--- Begin Records shown ---

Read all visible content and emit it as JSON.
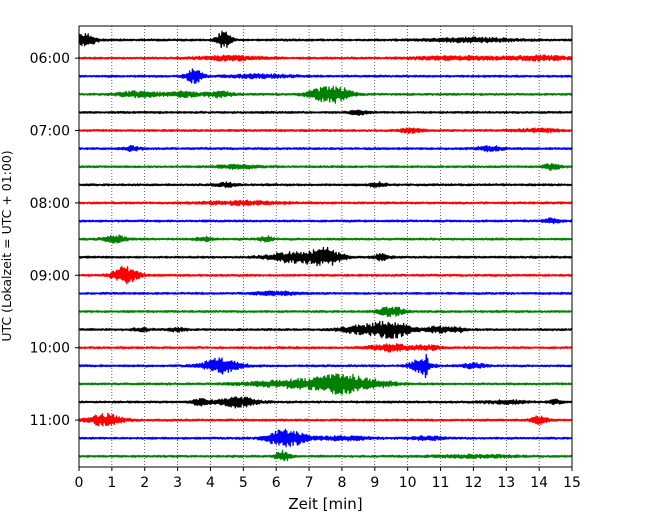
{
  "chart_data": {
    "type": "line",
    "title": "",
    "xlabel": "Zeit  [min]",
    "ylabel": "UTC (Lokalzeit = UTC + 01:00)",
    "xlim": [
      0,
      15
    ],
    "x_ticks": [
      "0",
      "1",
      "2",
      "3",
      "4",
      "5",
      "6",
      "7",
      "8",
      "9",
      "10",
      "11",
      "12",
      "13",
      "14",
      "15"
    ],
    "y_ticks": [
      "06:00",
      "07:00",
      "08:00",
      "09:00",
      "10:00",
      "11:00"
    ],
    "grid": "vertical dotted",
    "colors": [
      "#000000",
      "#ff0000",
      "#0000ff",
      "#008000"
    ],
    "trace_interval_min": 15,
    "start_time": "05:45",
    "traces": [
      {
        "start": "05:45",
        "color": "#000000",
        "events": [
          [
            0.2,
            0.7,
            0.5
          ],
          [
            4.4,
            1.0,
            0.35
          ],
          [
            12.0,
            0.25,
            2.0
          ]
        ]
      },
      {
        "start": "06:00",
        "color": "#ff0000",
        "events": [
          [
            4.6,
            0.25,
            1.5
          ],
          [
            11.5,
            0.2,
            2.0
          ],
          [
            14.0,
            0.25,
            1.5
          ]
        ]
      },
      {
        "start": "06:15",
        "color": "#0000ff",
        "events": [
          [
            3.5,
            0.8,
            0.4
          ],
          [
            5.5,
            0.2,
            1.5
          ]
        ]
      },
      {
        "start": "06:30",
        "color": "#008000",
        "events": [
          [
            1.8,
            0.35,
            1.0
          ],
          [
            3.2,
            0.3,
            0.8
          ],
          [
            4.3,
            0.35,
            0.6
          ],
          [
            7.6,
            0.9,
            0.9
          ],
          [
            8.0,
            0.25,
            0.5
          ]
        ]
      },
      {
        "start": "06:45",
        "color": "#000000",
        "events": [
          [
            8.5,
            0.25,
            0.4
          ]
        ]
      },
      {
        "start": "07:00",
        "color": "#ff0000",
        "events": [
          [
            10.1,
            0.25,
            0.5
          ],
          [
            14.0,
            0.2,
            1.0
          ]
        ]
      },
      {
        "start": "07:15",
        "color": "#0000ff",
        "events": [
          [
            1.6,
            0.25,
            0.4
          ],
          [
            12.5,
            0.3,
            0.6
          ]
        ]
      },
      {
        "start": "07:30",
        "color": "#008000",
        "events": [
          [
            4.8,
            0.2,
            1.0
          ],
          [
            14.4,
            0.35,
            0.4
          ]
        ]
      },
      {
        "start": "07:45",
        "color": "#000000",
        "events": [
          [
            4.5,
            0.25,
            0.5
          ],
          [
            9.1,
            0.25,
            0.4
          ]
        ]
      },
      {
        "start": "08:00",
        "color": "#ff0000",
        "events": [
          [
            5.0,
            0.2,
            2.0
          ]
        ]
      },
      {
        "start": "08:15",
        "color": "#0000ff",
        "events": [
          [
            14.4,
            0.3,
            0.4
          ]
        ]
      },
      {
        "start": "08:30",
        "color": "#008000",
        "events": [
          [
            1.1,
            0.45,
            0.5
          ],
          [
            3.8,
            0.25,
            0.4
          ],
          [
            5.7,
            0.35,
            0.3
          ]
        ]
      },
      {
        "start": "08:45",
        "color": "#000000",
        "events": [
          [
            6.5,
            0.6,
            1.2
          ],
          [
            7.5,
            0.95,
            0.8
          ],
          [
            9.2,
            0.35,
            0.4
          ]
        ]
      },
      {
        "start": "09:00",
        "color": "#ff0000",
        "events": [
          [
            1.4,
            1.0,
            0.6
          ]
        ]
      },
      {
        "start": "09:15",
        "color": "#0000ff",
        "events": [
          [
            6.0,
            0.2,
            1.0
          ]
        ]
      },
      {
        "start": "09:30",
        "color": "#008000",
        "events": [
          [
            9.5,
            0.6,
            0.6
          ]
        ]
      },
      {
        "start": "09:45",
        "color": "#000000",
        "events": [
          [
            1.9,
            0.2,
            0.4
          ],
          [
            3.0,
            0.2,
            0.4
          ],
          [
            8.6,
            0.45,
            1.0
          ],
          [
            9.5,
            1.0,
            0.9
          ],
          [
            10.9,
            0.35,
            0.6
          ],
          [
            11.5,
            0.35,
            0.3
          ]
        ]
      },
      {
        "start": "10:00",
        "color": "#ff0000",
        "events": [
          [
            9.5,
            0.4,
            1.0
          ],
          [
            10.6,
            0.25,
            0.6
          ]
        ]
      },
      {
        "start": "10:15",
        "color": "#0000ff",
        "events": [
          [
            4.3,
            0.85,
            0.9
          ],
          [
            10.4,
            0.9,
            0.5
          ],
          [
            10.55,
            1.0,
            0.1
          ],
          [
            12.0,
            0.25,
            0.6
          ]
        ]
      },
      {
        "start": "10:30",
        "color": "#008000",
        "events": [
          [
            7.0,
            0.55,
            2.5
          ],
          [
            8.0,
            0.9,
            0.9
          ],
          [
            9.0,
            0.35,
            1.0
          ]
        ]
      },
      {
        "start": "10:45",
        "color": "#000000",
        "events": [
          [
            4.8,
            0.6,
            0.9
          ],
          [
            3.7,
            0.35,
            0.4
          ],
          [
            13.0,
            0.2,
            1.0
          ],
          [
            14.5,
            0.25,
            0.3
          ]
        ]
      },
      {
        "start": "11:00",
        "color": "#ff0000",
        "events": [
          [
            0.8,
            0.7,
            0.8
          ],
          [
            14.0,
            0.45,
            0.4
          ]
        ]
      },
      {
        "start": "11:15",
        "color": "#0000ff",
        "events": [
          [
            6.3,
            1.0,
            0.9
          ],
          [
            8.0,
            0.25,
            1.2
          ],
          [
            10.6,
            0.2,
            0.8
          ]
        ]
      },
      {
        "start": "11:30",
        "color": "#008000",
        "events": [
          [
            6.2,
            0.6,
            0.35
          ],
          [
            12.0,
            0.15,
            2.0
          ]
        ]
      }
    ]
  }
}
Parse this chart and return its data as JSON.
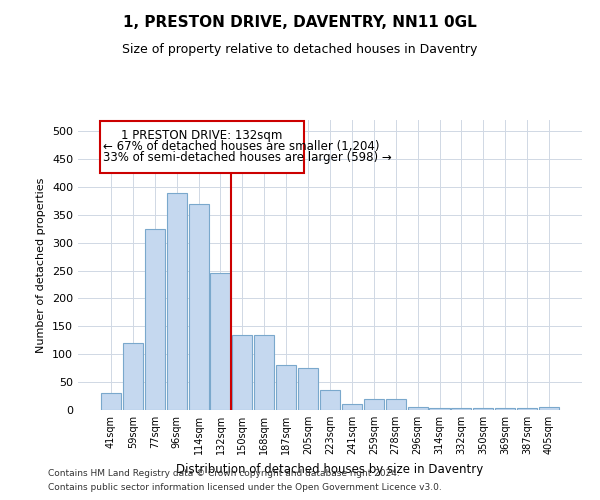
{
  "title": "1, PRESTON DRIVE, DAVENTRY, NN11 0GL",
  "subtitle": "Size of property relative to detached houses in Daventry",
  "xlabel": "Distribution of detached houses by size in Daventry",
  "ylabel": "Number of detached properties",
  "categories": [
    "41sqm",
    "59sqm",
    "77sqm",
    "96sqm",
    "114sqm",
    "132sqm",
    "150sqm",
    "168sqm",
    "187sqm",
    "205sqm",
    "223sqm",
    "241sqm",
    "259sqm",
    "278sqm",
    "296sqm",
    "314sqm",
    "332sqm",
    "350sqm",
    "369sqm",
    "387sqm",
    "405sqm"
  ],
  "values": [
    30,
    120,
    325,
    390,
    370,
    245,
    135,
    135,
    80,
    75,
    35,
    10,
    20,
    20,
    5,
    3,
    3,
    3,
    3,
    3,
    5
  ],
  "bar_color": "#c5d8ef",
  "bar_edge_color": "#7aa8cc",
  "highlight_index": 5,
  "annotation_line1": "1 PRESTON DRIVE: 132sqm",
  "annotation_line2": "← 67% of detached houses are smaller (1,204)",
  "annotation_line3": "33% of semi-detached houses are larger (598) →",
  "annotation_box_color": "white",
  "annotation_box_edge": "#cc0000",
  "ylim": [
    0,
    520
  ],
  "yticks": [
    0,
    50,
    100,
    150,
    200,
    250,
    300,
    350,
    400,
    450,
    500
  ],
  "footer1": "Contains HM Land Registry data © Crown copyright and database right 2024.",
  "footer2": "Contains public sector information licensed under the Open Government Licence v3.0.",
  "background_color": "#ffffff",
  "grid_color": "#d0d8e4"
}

--- End Records shown ---

◆ **Instructions for the task**
In the records above, locate the line containing "Parse this chart and return its data as JSON.", then copy exactly that line and every line after it through the end, omitting pictures.

◆ **Solution for this exercise**
Parse this chart and return its data as JSON.
{
  "title": "1, PRESTON DRIVE, DAVENTRY, NN11 0GL",
  "subtitle": "Size of property relative to detached houses in Daventry",
  "xlabel": "Distribution of detached houses by size in Daventry",
  "ylabel": "Number of detached properties",
  "categories": [
    "41sqm",
    "59sqm",
    "77sqm",
    "96sqm",
    "114sqm",
    "132sqm",
    "150sqm",
    "168sqm",
    "187sqm",
    "205sqm",
    "223sqm",
    "241sqm",
    "259sqm",
    "278sqm",
    "296sqm",
    "314sqm",
    "332sqm",
    "350sqm",
    "369sqm",
    "387sqm",
    "405sqm"
  ],
  "values": [
    30,
    120,
    325,
    390,
    370,
    245,
    135,
    135,
    80,
    75,
    35,
    10,
    20,
    20,
    5,
    3,
    3,
    3,
    3,
    3,
    5
  ],
  "bar_color": "#c5d8ef",
  "bar_edge_color": "#7aa8cc",
  "highlight_index": 5,
  "annotation_line1": "1 PRESTON DRIVE: 132sqm",
  "annotation_line2": "← 67% of detached houses are smaller (1,204)",
  "annotation_line3": "33% of semi-detached houses are larger (598) →",
  "annotation_box_color": "white",
  "annotation_box_edge": "#cc0000",
  "ylim": [
    0,
    520
  ],
  "yticks": [
    0,
    50,
    100,
    150,
    200,
    250,
    300,
    350,
    400,
    450,
    500
  ],
  "footer1": "Contains HM Land Registry data © Crown copyright and database right 2024.",
  "footer2": "Contains public sector information licensed under the Open Government Licence v3.0.",
  "background_color": "#ffffff",
  "grid_color": "#d0d8e4"
}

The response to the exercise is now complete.